▸ **DIRECTIONS**:
Lines containing the word "based" should be extracted in full.

▸ **RECORDS FOR PROCESSING**:
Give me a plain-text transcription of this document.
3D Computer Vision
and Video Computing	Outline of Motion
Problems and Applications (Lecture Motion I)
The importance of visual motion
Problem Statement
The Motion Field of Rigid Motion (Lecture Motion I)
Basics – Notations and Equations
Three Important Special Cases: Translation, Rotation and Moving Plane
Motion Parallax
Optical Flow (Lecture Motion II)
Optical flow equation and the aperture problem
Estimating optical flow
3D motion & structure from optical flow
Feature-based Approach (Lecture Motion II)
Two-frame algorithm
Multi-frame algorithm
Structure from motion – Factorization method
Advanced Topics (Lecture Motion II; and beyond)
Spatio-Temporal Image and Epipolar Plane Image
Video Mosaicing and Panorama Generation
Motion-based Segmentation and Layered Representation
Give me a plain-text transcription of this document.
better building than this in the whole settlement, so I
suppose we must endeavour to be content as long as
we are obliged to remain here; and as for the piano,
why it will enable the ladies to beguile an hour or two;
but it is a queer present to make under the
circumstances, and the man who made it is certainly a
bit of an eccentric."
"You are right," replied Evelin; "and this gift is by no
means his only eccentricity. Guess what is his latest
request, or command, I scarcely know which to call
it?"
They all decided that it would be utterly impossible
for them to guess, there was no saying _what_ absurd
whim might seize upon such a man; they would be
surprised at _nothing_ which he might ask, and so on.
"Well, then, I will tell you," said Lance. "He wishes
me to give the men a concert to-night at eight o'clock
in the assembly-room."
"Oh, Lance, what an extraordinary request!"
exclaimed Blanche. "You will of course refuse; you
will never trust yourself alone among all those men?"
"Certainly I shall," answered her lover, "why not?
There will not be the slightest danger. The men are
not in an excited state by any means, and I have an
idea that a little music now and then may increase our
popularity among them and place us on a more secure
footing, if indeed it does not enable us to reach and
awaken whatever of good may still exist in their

▸ **TASK RESULT**:
Feature-based Approach (Lecture Motion II)
Motion-based Segmentation and Layered Representation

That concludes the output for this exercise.